Job: From the listing that follows, output everything exactly except the pictures.

☆ ☆ ☆ ☆

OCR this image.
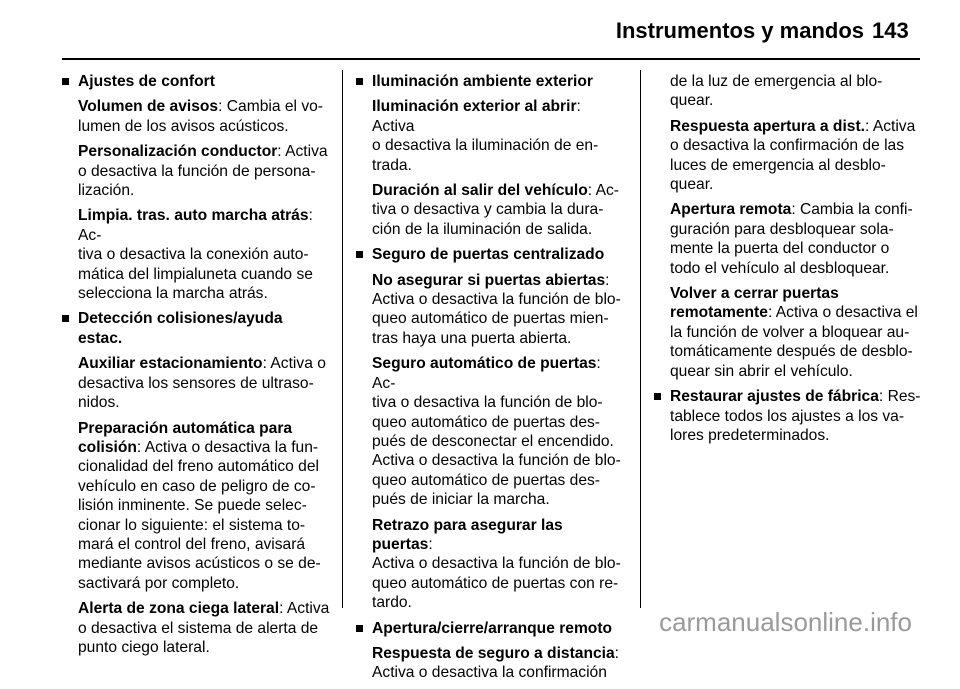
Instrumentos y mandos 143
Ajustes de confort
Volumen de avisos: Cambia el vo-
lumen de los avisos acústicos.
Personalización conductor: Activa
o desactiva la función de persona-
lización.
Limpia. tras. auto marcha atrás: Ac-
tiva o desactiva la conexión auto-
mática del limpialuneta cuando se
selecciona la marcha atrás.
Detección colisiones/ayuda estac.
Auxiliar estacionamiento: Activa o
desactiva los sensores de ultraso-
nidos.
Preparación automática para
colisión: Activa o desactiva la fun-
cionalidad del freno automático del
vehículo en caso de peligro de co-
lisión inminente. Se puede selec-
cionar lo siguiente: el sistema to-
mará el control del freno, avisará
mediante avisos acústicos o se de-
sactivará por completo.
Alerta de zona ciega lateral: Activa
o desactiva el sistema de alerta de
punto ciego lateral.
Iluminación ambiente exterior
Iluminación exterior al abrir: Activa
o desactiva la iluminación de en-
trada.
Duración al salir del vehículo: Ac-
tiva o desactiva y cambia la dura-
ción de la iluminación de salida.
Seguro de puertas centralizado
No asegurar si puertas abiertas:
Activa o desactiva la función de blo-
queo automático de puertas mien-
tras haya una puerta abierta.
Seguro automático de puertas: Ac-
tiva o desactiva la función de blo-
queo automático de puertas des-
pués de desconectar el encendido.
Activa o desactiva la función de blo-
queo automático de puertas des-
pués de iniciar la marcha.
Retrazo para asegurar las puertas:
Activa o desactiva la función de blo-
queo automático de puertas con re-
tardo.
Apertura/cierre/arranque remoto
Respuesta de seguro a distancia:
Activa o desactiva la confirmación
de la luz de emergencia al blo-
quear.
Respuesta apertura a dist.: Activa
o desactiva la confirmación de las
luces de emergencia al desblo-
quear.
Apertura remota: Cambia la confi-
guración para desbloquear sola-
mente la puerta del conductor o
todo el vehículo al desbloquear.
Volver a cerrar puertas
remotamente: Activa o desactiva el
la función de volver a bloquear au-
tomáticamente después de desblo-
quear sin abrir el vehículo.
Restaurar ajustes de fábrica: Res-
tablece todos los ajustes a los va-
lores predeterminados.
carmanualsonline.info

☆ ☆ ☆ ☆

In response:
OCR this image.
Instrumentos y mandos 143
Ajustes de confort
Volumen de avisos: Cambia el vo-
lumen de los avisos acústicos.
Personalización conductor: Activa
o desactiva la función de persona-
lización.
Limpia. tras. auto marcha atrás: Ac-
tiva o desactiva la conexión auto-
mática del limpialuneta cuando se
selecciona la marcha atrás.
Detección colisiones/ayuda estac.
Auxiliar estacionamiento: Activa o
desactiva los sensores de ultraso-
nidos.
Preparación automática para
colisión: Activa o desactiva la fun-
cionalidad del freno automático del
vehículo en caso de peligro de co-
lisión inminente. Se puede selec-
cionar lo siguiente: el sistema to-
mará el control del freno, avisará
mediante avisos acústicos o se de-
sactivará por completo.
Alerta de zona ciega lateral: Activa
o desactiva el sistema de alerta de
punto ciego lateral.
Iluminación ambiente exterior
Iluminación exterior al abrir: Activa
o desactiva la iluminación de en-
trada.
Duración al salir del vehículo: Ac-
tiva o desactiva y cambia la dura-
ción de la iluminación de salida.
Seguro de puertas centralizado
No asegurar si puertas abiertas:
Activa o desactiva la función de blo-
queo automático de puertas mien-
tras haya una puerta abierta.
Seguro automático de puertas: Ac-
tiva o desactiva la función de blo-
queo automático de puertas des-
pués de desconectar el encendido.
Activa o desactiva la función de blo-
queo automático de puertas des-
pués de iniciar la marcha.
Retrazo para asegurar las puertas:
Activa o desactiva la función de blo-
queo automático de puertas con re-
tardo.
Apertura/cierre/arranque remoto
Respuesta de seguro a distancia:
Activa o desactiva la confirmación
de la luz de emergencia al blo-
quear.
Respuesta apertura a dist.: Activa
o desactiva la confirmación de las
luces de emergencia al desblo-
quear.
Apertura remota: Cambia la confi-
guración para desbloquear sola-
mente la puerta del conductor o
todo el vehículo al desbloquear.
Volver a cerrar puertas
remotamente: Activa o desactiva el
la función de volver a bloquear au-
tomáticamente después de desblo-
quear sin abrir el vehículo.
Restaurar ajustes de fábrica: Res-
tablece todos los ajustes a los va-
lores predeterminados.
carmanualsonline.info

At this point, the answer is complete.